## Given exercise
In how many lines of the data does the word "from" appear? Give the number by itself.

## Records for the exercise
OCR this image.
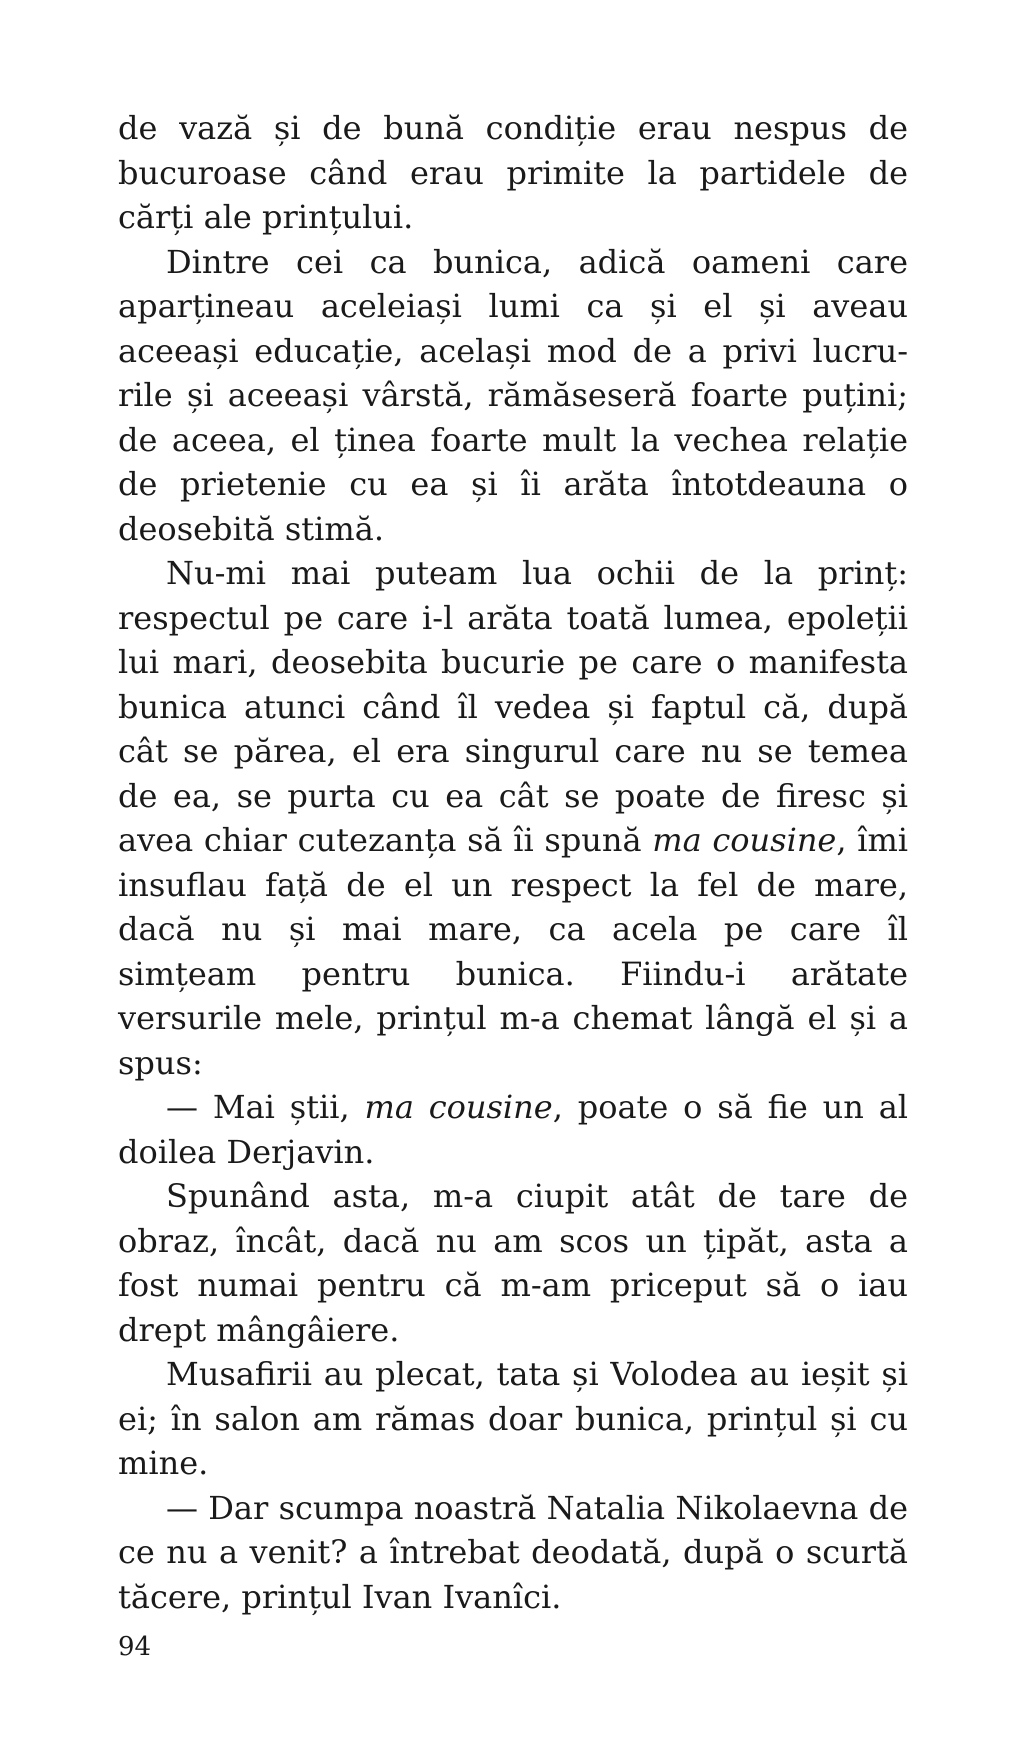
de vază și de bună condiție erau nespus de bucuroase când erau primite la partidele de cărți ale prințului.

Dintre cei ca bunica, adică oameni care aparțineau aceleiași lumi ca și el și aveau aceeași educație, același mod de a privi lucrurile și aceeași vârstă, rămăseseră foarte puțini; de aceea, el ținea foarte mult la vechea relație de prietenie cu ea și îi arăta întotdeauna o deosebită stimă.

Nu-mi mai puteam lua ochii de la prinț: respectul pe care i-l arăta toată lumea, epoleții lui mari, deosebita bucurie pe care o manifesta bunica atunci când îl vedea și faptul că, după cât se părea, el era singurul care nu se temea de ea, se purta cu ea cât se poate de firesc și avea chiar cutezanța să îi spună ma cousine, îmi insuflau față de el un respect la fel de mare, dacă nu și mai mare, ca acela pe care îl simțeam pentru bunica. Fiindu-i arătate versurile mele, prințul m-a chemat lângă el și a spus:

— Mai știi, ma cousine, poate o să fie un al doilea Derjavin.

Spunând asta, m-a ciupit atât de tare de obraz, încât, dacă nu am scos un țipăt, asta a fost numai pentru că m-am priceput să o iau drept mângâiere.

Musafirii au plecat, tata și Volodea au ieșit și ei; în salon am rămas doar bunica, prințul și cu mine.

— Dar scumpa noastră Natalia Nikolaevna de ce nu a venit? a întrebat deodată, după o scurtă tăcere, prințul Ivan Ivanîci.

94
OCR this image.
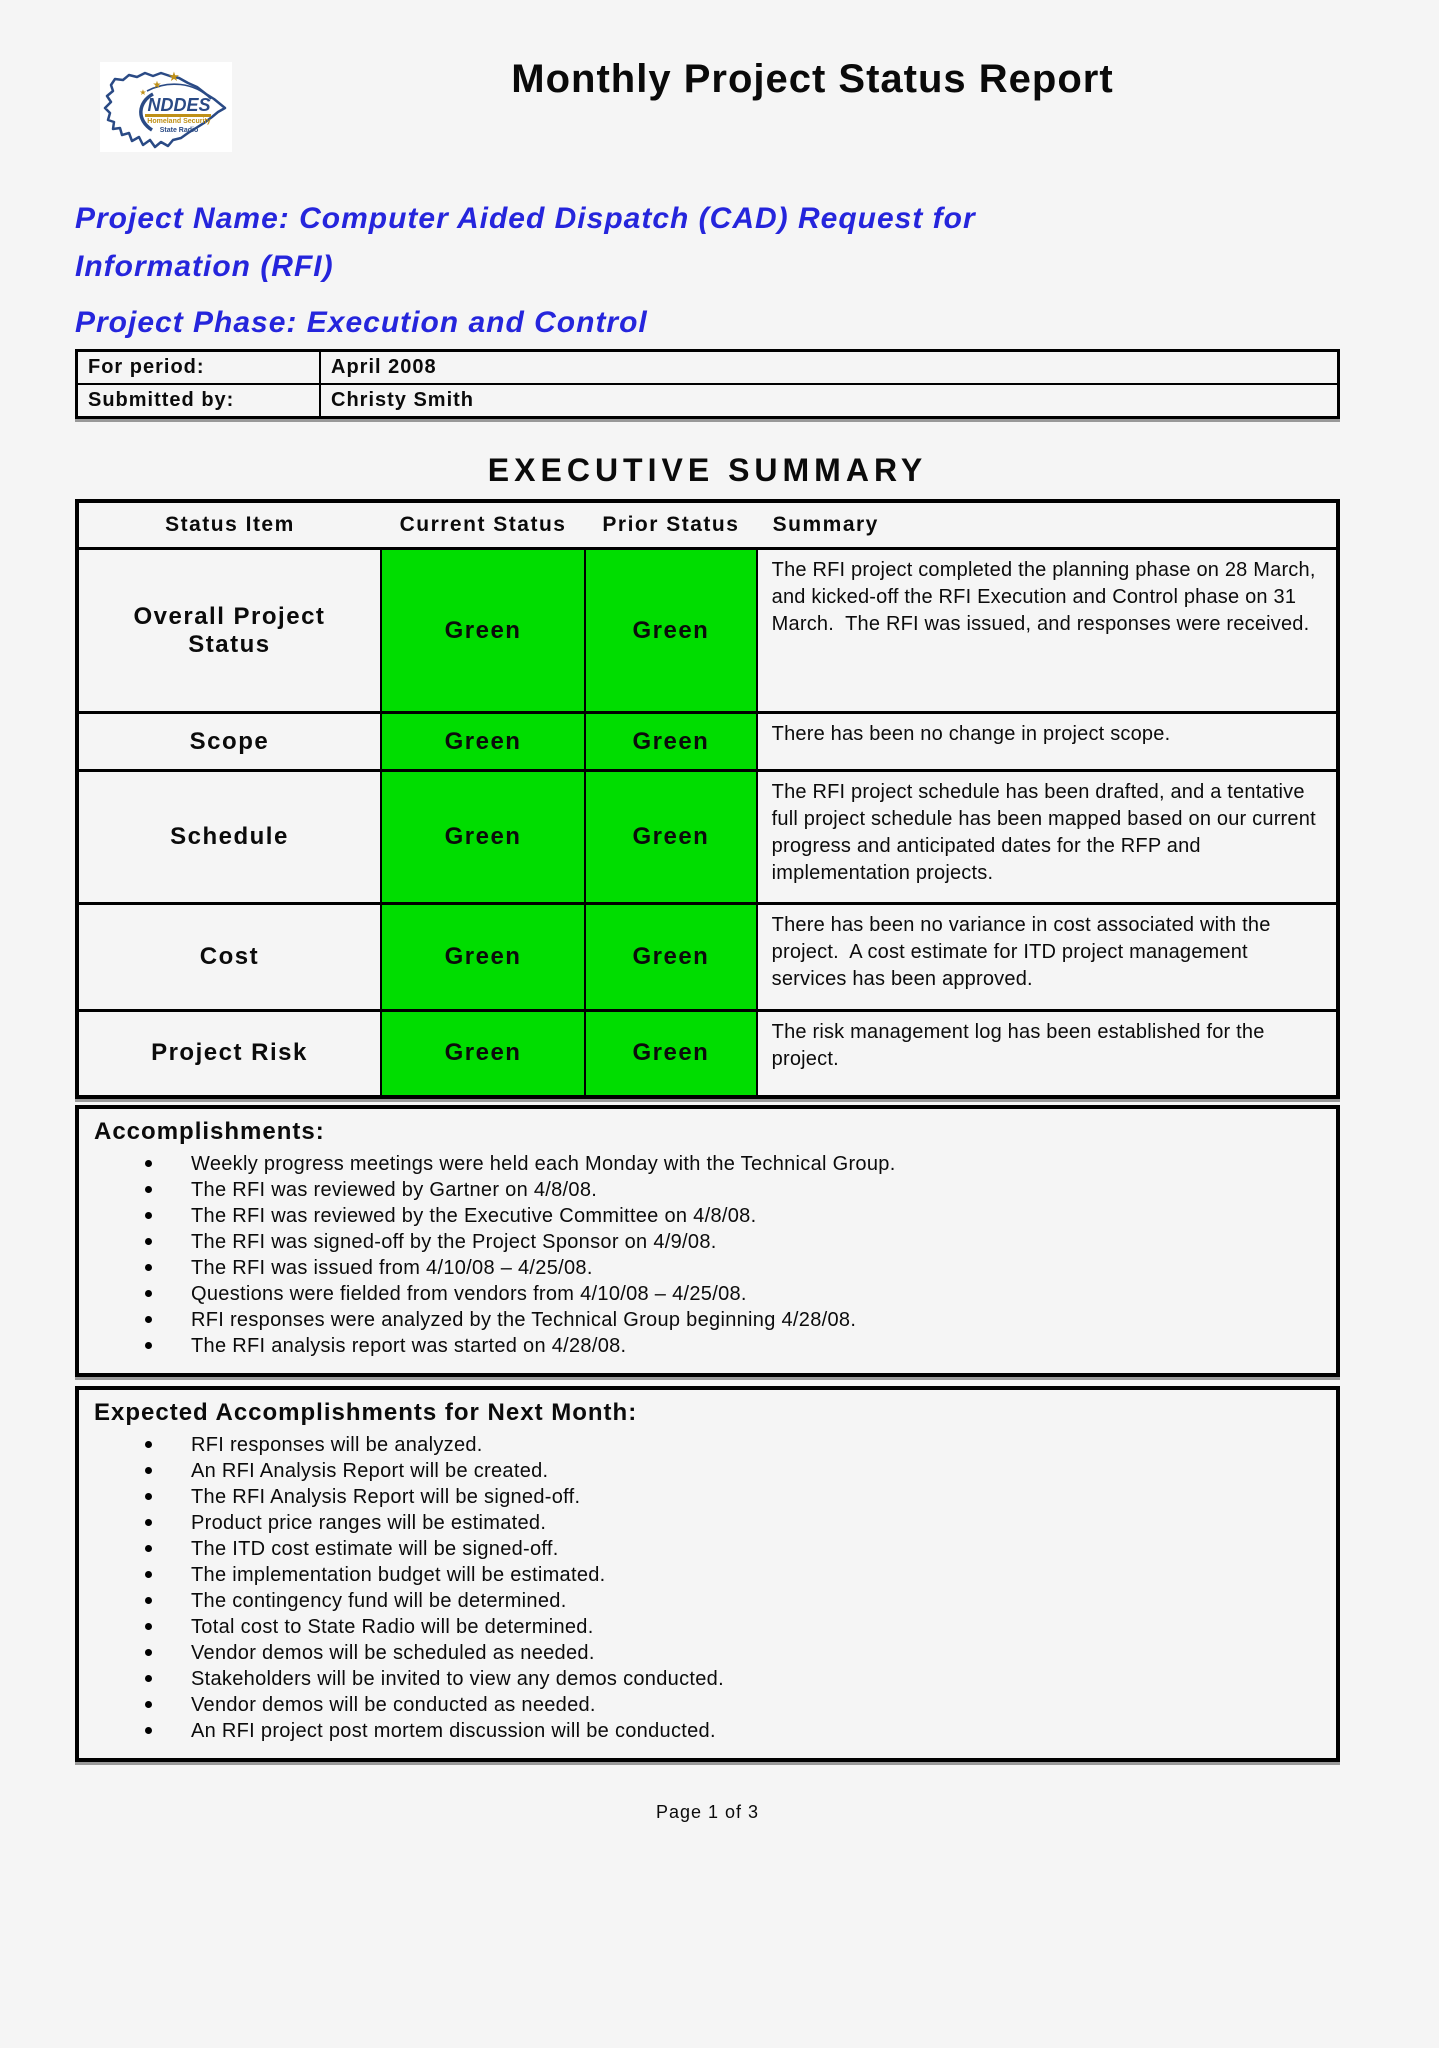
★
★
★
NDDES
State Radio
Homeland Security
Monthly Project Status Report
Project Name: Computer Aided Dispatch (CAD) Request for
Information (RFI)
Project Phase: Execution and Control
For period:	April 2008
Submitted by:	Christy Smith
EXECUTIVE SUMMARY
Status Item	Current Status	Prior Status	Summary
Overall Project Status	Green	Green	The RFI project completed the planning phase on 28 March, and kicked-off the RFI Execution and Control phase on 31 March.  The RFI was issued, and responses were received.
Scope	Green	Green	There has been no change in project scope.
Schedule	Green	Green	The RFI project schedule has been drafted, and a tentative full project schedule has been mapped based on our current progress and anticipated dates for the RFP and implementation projects.
Cost	Green	Green	There has been no variance in cost associated with the project.  A cost estimate for ITD project management services has been approved.
Project Risk	Green	Green	The risk management log has been established for the project.
Accomplishments:
Weekly progress meetings were held each Monday with the Technical Group.
The RFI was reviewed by Gartner on 4/8/08.
The RFI was reviewed by the Executive Committee on 4/8/08.
The RFI was signed-off by the Project Sponsor on 4/9/08.
The RFI was issued from 4/10/08 – 4/25/08.
Questions were fielded from vendors from 4/10/08 – 4/25/08.
RFI responses were analyzed by the Technical Group beginning 4/28/08.
The RFI analysis report was started on 4/28/08.
Expected Accomplishments for Next Month:
RFI responses will be analyzed.
An RFI Analysis Report will be created.
The RFI Analysis Report will be signed-off.
Product price ranges will be estimated.
The ITD cost estimate will be signed-off.
The implementation budget will be estimated.
The contingency fund will be determined.
Total cost to State Radio will be determined.
Vendor demos will be scheduled as needed.
Stakeholders will be invited to view any demos conducted.
Vendor demos will be conducted as needed.
An RFI project post mortem discussion will be conducted.
Page 1 of 3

## Answer for this exercise
2